- EXERCISE INSTRUCTIONS:
Give the count of lines in the data that include the string "type", with no added remarks.

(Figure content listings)

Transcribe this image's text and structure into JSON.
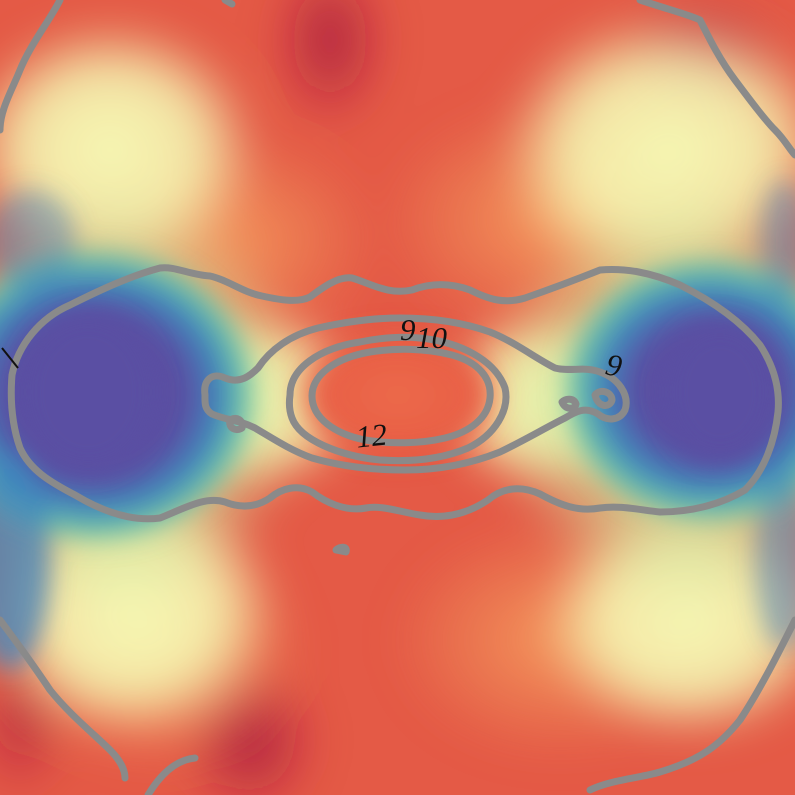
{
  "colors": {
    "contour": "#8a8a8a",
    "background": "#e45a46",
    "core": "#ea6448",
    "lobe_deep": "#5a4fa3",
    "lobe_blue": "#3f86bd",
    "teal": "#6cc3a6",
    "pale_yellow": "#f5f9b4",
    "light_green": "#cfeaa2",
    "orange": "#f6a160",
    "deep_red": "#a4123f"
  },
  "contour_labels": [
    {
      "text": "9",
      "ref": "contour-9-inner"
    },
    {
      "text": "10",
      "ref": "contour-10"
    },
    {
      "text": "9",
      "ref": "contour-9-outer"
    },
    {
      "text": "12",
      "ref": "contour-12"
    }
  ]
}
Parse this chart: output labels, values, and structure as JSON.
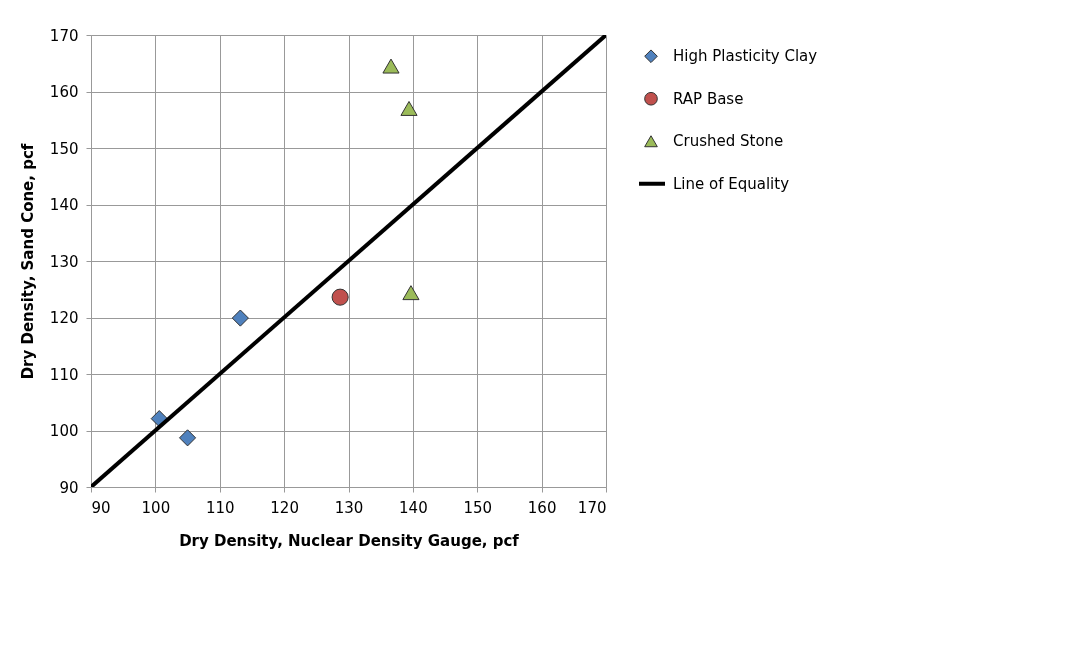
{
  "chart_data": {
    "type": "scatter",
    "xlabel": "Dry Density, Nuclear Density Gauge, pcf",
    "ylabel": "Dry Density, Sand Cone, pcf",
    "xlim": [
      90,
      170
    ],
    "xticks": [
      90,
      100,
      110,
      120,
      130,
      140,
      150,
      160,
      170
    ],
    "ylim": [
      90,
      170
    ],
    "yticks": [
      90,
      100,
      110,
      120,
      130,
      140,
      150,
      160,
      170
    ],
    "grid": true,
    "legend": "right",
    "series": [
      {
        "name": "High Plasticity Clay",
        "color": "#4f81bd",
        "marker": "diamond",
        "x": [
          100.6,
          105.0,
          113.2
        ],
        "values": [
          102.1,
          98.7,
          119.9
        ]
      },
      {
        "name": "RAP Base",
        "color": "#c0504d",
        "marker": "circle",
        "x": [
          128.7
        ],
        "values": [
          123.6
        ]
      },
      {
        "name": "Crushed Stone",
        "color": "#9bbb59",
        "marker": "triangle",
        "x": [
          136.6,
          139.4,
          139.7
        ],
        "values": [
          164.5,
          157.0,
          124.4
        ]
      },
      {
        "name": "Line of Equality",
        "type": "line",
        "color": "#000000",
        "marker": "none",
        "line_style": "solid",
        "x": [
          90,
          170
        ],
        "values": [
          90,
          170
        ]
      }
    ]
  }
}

* * *

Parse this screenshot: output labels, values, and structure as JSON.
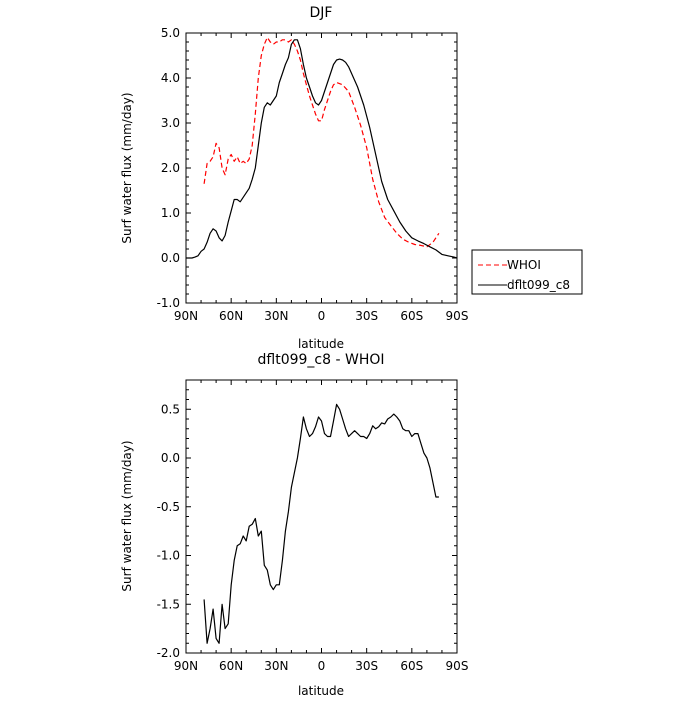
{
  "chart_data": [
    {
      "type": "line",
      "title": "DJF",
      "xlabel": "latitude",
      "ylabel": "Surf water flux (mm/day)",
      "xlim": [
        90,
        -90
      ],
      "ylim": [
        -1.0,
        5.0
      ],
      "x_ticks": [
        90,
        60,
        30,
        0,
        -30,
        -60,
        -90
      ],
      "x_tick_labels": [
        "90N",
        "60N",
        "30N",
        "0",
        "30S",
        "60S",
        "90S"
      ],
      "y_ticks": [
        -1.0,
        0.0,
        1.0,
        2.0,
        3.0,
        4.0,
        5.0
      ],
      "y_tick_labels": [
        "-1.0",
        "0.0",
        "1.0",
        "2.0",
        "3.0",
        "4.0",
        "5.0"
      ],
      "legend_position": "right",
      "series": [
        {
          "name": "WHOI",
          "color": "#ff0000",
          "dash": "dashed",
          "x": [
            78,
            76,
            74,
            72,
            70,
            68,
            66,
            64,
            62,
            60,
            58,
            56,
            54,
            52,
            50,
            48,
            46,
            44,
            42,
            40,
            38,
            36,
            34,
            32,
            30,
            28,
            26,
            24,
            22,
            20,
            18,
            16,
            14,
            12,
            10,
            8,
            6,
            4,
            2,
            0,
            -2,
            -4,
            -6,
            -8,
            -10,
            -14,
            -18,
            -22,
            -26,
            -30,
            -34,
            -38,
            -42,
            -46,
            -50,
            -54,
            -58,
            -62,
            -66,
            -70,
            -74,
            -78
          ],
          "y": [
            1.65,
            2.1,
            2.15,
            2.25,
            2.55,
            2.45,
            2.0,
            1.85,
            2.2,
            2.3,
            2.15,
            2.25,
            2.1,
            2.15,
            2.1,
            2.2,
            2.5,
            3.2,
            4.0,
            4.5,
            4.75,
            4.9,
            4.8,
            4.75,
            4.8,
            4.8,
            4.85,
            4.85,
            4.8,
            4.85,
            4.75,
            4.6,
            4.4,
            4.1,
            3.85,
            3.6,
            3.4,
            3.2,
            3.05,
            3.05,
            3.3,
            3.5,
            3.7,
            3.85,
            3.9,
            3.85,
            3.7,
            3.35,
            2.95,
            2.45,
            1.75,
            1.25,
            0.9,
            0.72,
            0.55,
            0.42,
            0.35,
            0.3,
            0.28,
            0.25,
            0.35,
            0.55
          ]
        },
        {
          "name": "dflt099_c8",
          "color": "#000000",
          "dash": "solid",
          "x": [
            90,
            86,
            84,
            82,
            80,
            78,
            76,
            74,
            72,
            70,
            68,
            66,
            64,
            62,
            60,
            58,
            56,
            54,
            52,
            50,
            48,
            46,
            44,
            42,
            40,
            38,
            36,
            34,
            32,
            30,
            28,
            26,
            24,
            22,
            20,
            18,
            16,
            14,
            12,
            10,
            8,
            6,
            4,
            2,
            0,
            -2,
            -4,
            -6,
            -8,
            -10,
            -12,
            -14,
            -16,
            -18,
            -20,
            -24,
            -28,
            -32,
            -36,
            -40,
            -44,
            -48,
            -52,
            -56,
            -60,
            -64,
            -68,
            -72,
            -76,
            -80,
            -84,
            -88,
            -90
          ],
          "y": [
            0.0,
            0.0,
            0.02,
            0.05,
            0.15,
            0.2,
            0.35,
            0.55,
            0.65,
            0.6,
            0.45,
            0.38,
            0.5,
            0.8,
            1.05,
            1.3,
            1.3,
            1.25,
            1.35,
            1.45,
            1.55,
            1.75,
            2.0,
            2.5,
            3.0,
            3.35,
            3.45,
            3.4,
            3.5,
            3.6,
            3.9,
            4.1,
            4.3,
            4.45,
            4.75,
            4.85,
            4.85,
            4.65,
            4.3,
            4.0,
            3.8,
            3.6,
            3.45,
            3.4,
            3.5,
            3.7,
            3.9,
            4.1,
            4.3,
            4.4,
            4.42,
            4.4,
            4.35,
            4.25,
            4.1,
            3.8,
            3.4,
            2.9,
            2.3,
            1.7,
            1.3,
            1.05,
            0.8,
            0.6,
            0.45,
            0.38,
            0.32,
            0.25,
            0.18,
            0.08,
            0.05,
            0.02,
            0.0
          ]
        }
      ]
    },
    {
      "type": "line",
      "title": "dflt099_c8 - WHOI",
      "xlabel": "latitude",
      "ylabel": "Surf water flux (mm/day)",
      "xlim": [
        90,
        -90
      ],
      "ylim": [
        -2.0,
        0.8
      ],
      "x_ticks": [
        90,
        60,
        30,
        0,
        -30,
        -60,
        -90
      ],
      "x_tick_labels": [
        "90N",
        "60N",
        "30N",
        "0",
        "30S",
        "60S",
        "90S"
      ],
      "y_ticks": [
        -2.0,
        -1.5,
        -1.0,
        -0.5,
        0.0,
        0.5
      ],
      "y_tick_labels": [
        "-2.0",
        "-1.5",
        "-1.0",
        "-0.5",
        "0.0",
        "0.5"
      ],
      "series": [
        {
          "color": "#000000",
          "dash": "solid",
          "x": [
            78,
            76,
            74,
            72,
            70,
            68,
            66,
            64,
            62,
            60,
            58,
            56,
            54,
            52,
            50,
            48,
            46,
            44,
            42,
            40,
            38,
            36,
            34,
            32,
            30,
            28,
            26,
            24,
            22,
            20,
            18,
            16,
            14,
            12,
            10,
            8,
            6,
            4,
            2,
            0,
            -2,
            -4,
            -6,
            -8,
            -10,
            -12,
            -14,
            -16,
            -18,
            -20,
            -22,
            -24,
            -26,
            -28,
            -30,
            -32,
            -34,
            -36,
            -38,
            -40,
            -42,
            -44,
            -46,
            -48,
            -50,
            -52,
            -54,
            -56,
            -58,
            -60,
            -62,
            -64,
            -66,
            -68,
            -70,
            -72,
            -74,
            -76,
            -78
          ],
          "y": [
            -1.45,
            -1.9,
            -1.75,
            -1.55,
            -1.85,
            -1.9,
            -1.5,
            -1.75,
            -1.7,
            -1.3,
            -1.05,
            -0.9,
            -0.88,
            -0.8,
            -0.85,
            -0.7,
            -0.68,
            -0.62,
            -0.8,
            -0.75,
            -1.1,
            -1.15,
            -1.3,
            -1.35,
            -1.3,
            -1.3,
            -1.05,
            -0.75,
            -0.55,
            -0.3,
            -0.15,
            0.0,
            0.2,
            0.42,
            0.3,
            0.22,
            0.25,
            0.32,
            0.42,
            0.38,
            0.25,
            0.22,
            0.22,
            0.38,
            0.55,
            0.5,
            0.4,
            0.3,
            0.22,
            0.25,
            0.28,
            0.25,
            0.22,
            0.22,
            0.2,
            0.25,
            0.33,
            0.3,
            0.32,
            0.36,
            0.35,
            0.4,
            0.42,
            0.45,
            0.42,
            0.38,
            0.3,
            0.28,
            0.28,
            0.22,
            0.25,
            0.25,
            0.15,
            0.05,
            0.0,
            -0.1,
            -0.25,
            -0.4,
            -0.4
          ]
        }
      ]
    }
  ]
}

- SOLUTION FOR THIS PROBLEM:
4